▸ **Work required**: Report each line of the data that includes the word "value".

▸ **Supplied material**:
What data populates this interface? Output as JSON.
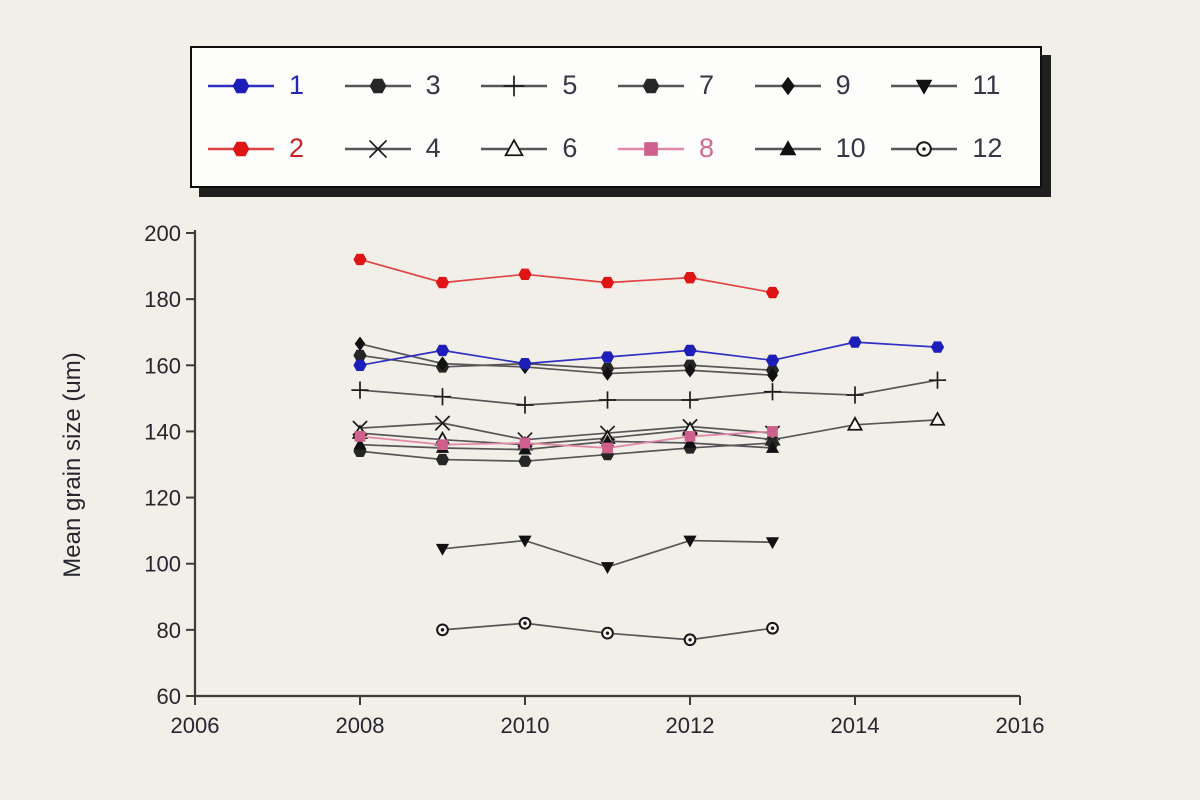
{
  "colors": {
    "background": "#f2efe9",
    "axis": "#3c3c3c",
    "tick_label": "#26262e",
    "legend_border": "#0e0e0e",
    "legend_shadow": "#1f1f1f",
    "blue": "#1d1db8",
    "red": "#df1414",
    "pink": "#cf5f8d",
    "dark": "#161616"
  },
  "chart_data": {
    "type": "line",
    "title": "",
    "xlabel": "",
    "ylabel": "Mean grain size (um)",
    "xlim": [
      2006,
      2016
    ],
    "ylim": [
      60,
      200
    ],
    "x_ticks": [
      2006,
      2008,
      2010,
      2012,
      2014,
      2016
    ],
    "y_ticks": [
      60,
      80,
      100,
      120,
      140,
      160,
      180,
      200
    ],
    "grid": false,
    "legend_position": "top",
    "legend_rows": [
      [
        "1",
        "3",
        "5",
        "7",
        "9",
        "11"
      ],
      [
        "2",
        "4",
        "6",
        "8",
        "10",
        "12"
      ]
    ],
    "draw_order": [
      "5",
      "4",
      "6",
      "7",
      "10",
      "3",
      "9",
      "11",
      "12",
      "8",
      "1",
      "2"
    ],
    "series": [
      {
        "name": "1",
        "marker": "hexagon",
        "line_color": "#2f2fc4",
        "marker_color": "#1d1db8",
        "label_color": "#2626b2",
        "x": [
          2008,
          2009,
          2010,
          2011,
          2012,
          2013,
          2014,
          2015
        ],
        "y": [
          160,
          164.5,
          160.5,
          162.5,
          164.5,
          161.5,
          167,
          165.5
        ]
      },
      {
        "name": "2",
        "marker": "hexagon",
        "line_color": "#e04444",
        "marker_color": "#df1414",
        "label_color": "#c52222",
        "x": [
          2008,
          2009,
          2010,
          2011,
          2012,
          2013
        ],
        "y": [
          192,
          185,
          187.5,
          185,
          186.5,
          182
        ]
      },
      {
        "name": "3",
        "marker": "hexagon",
        "line_color": "#565656",
        "marker_color": "#262626",
        "label_color": "#3a3444",
        "x": [
          2008,
          2009,
          2010,
          2011,
          2012,
          2013
        ],
        "y": [
          163,
          159.5,
          160.5,
          159,
          160,
          158.5
        ]
      },
      {
        "name": "4",
        "marker": "x",
        "line_color": "#565656",
        "marker_color": "#1c1c1c",
        "label_color": "#3a3444",
        "x": [
          2008,
          2009,
          2010,
          2011,
          2012,
          2013
        ],
        "y": [
          141,
          142.5,
          137.5,
          139.5,
          141.5,
          139.5
        ]
      },
      {
        "name": "5",
        "marker": "plus",
        "line_color": "#565656",
        "marker_color": "#1c1c1c",
        "label_color": "#3a3444",
        "x": [
          2008,
          2009,
          2010,
          2011,
          2012,
          2013,
          2014,
          2015
        ],
        "y": [
          152.5,
          150.5,
          148,
          149.5,
          149.5,
          152,
          151,
          155.5
        ]
      },
      {
        "name": "6",
        "marker": "triangle-open",
        "line_color": "#565656",
        "marker_color": "#161616",
        "label_color": "#3a3444",
        "x": [
          2008,
          2009,
          2010,
          2011,
          2012,
          2013,
          2014,
          2015
        ],
        "y": [
          139.5,
          137.5,
          136,
          138,
          140.5,
          137.5,
          142,
          143.5
        ]
      },
      {
        "name": "7",
        "marker": "hexagon",
        "line_color": "#565656",
        "marker_color": "#262626",
        "label_color": "#3a3444",
        "x": [
          2008,
          2009,
          2010,
          2011,
          2012,
          2013
        ],
        "y": [
          134,
          131.5,
          131,
          133,
          135,
          136.5
        ]
      },
      {
        "name": "8",
        "marker": "square",
        "line_color": "#e287a7",
        "marker_color": "#cf5f8d",
        "label_color": "#d06a93",
        "x": [
          2008,
          2009,
          2010,
          2011,
          2012,
          2013
        ],
        "y": [
          138.5,
          136,
          136.5,
          135,
          138.5,
          140
        ]
      },
      {
        "name": "9",
        "marker": "diamond",
        "line_color": "#565656",
        "marker_color": "#111111",
        "label_color": "#3a3444",
        "x": [
          2008,
          2009,
          2010,
          2011,
          2012,
          2013
        ],
        "y": [
          166.5,
          160.5,
          159.5,
          157.5,
          158.5,
          157
        ]
      },
      {
        "name": "10",
        "marker": "triangle-up",
        "line_color": "#565656",
        "marker_color": "#111111",
        "label_color": "#3a3444",
        "x": [
          2008,
          2009,
          2010,
          2011,
          2012,
          2013
        ],
        "y": [
          136,
          135,
          134.5,
          137,
          136.5,
          135
        ]
      },
      {
        "name": "11",
        "marker": "triangle-down",
        "line_color": "#565656",
        "marker_color": "#111111",
        "label_color": "#3a3444",
        "x": [
          2009,
          2010,
          2011,
          2012,
          2013
        ],
        "y": [
          104.5,
          107,
          99,
          107,
          106.5
        ]
      },
      {
        "name": "12",
        "marker": "circle-open",
        "line_color": "#565656",
        "marker_color": "#161616",
        "label_color": "#3a3444",
        "x": [
          2009,
          2010,
          2011,
          2012,
          2013
        ],
        "y": [
          80,
          82,
          79,
          77,
          80.5
        ]
      }
    ]
  }
}
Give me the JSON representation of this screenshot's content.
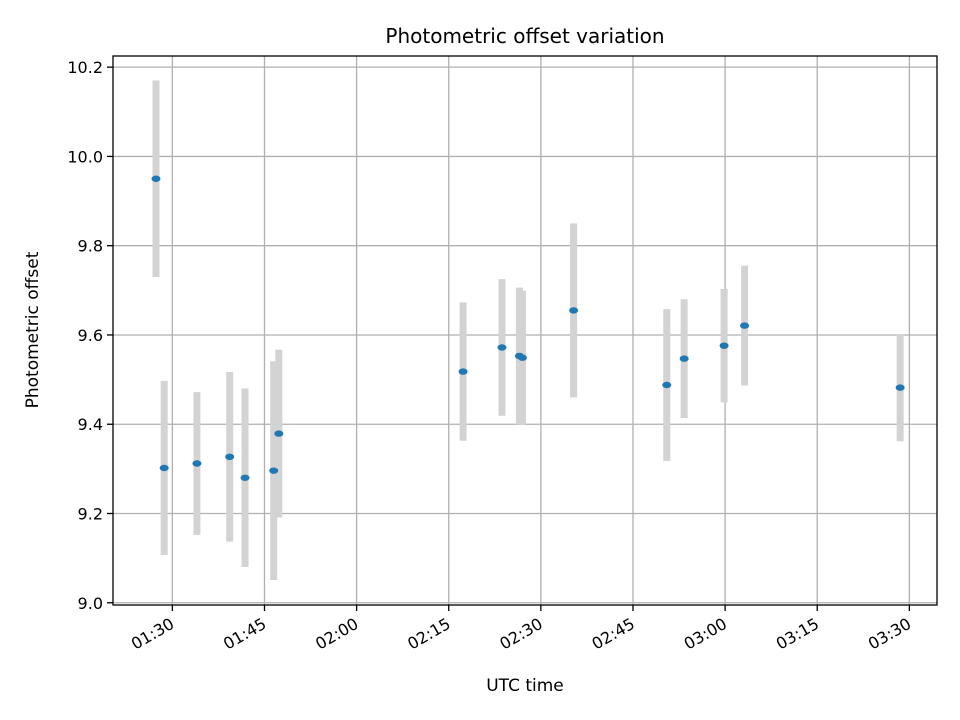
{
  "chart_data": {
    "type": "scatter",
    "title": "Photometric offset variation",
    "xlabel": "UTC time",
    "ylabel": "Photometric offset",
    "xlim": [
      "01:20:20",
      "03:34:30"
    ],
    "ylim": [
      8.995,
      10.225
    ],
    "x_ticks": [
      "01:30",
      "01:45",
      "02:00",
      "02:15",
      "02:30",
      "02:45",
      "03:00",
      "03:15",
      "03:30"
    ],
    "y_ticks": [
      "9.0",
      "9.2",
      "9.4",
      "9.6",
      "9.8",
      "10.0",
      "10.2"
    ],
    "grid": true,
    "legend": "none",
    "colors": {
      "point": "#1f77b4",
      "errorbar": "#d3d3d3",
      "grid": "#b0b0b0"
    },
    "series": [
      {
        "points": [
          {
            "x": "01:27:20",
            "y": 9.95,
            "err": 0.22
          },
          {
            "x": "01:28:40",
            "y": 9.302,
            "err": 0.195
          },
          {
            "x": "01:34:00",
            "y": 9.312,
            "err": 0.16
          },
          {
            "x": "01:39:20",
            "y": 9.327,
            "err": 0.19
          },
          {
            "x": "01:41:50",
            "y": 9.28,
            "err": 0.2
          },
          {
            "x": "01:46:30",
            "y": 9.296,
            "err": 0.245
          },
          {
            "x": "01:47:20",
            "y": 9.379,
            "err": 0.188
          },
          {
            "x": "02:17:20",
            "y": 9.518,
            "err": 0.155
          },
          {
            "x": "02:23:40",
            "y": 9.572,
            "err": 0.153
          },
          {
            "x": "02:26:30",
            "y": 9.553,
            "err": 0.153
          },
          {
            "x": "02:27:00",
            "y": 9.549,
            "err": 0.15
          },
          {
            "x": "02:35:20",
            "y": 9.655,
            "err": 0.195
          },
          {
            "x": "02:50:30",
            "y": 9.488,
            "err": 0.17
          },
          {
            "x": "02:53:20",
            "y": 9.547,
            "err": 0.133
          },
          {
            "x": "02:59:50",
            "y": 9.576,
            "err": 0.127
          },
          {
            "x": "03:03:10",
            "y": 9.621,
            "err": 0.134
          },
          {
            "x": "03:28:30",
            "y": 9.482,
            "err": 0.12
          }
        ]
      }
    ]
  }
}
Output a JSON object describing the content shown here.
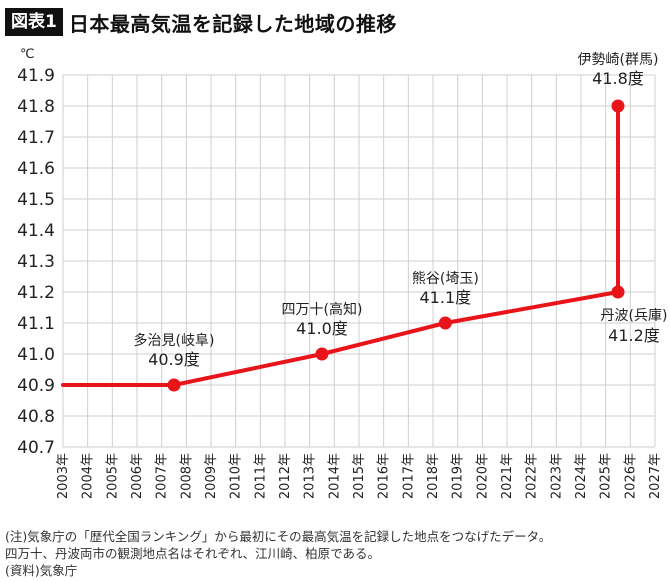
{
  "header": {
    "badge": "図表1",
    "title": "日本最高気温を記録した地域の推移"
  },
  "chart_data": {
    "type": "line",
    "unit": "℃",
    "ylim": [
      40.7,
      41.9
    ],
    "yticks": [
      "40.7",
      "40.8",
      "40.9",
      "41.0",
      "41.1",
      "41.2",
      "41.3",
      "41.4",
      "41.5",
      "41.6",
      "41.7",
      "41.8",
      "41.9"
    ],
    "xticks": [
      "2003年",
      "2004年",
      "2005年",
      "2006年",
      "2007年",
      "2008年",
      "2009年",
      "2010年",
      "2011年",
      "2012年",
      "2013年",
      "2014年",
      "2015年",
      "2016年",
      "2017年",
      "2018年",
      "2019年",
      "2020年",
      "2021年",
      "2022年",
      "2023年",
      "2024年",
      "2025年",
      "2026年",
      "2027年"
    ],
    "xlim": [
      2003,
      2027
    ],
    "color": "#e8141a",
    "series": [
      {
        "x": [
          2003,
          2007.5,
          2013.5,
          2018.5,
          2025.5,
          2025.5
        ],
        "y": [
          40.9,
          40.9,
          41.0,
          41.1,
          41.2,
          41.8
        ]
      }
    ],
    "points": [
      {
        "x": 2007.5,
        "y": 40.9,
        "label": "多治見(岐阜)",
        "value": "40.9度"
      },
      {
        "x": 2013.5,
        "y": 41.0,
        "label": "四万十(高知)",
        "value": "41.0度"
      },
      {
        "x": 2018.5,
        "y": 41.1,
        "label": "熊谷(埼玉)",
        "value": "41.1度"
      },
      {
        "x": 2025.5,
        "y": 41.2,
        "label": "丹波(兵庫)",
        "value": "41.2度"
      },
      {
        "x": 2025.5,
        "y": 41.8,
        "label": "伊勢崎(群馬)",
        "value": "41.8度"
      }
    ]
  },
  "notes": [
    "(注)気象庁の「歴代全国ランキング」から最初にその最高気温を記録した地点をつなげたデータ。",
    "四万十、丹波両市の観測地点名はそれぞれ、江川崎、柏原である。",
    "(資料)気象庁"
  ]
}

▸ **Completed task**:
        "value": "40.9度"
        "value": "41.0度"
        "value": "41.1度"
        "value": "41.2度"
        "value": "41.8度"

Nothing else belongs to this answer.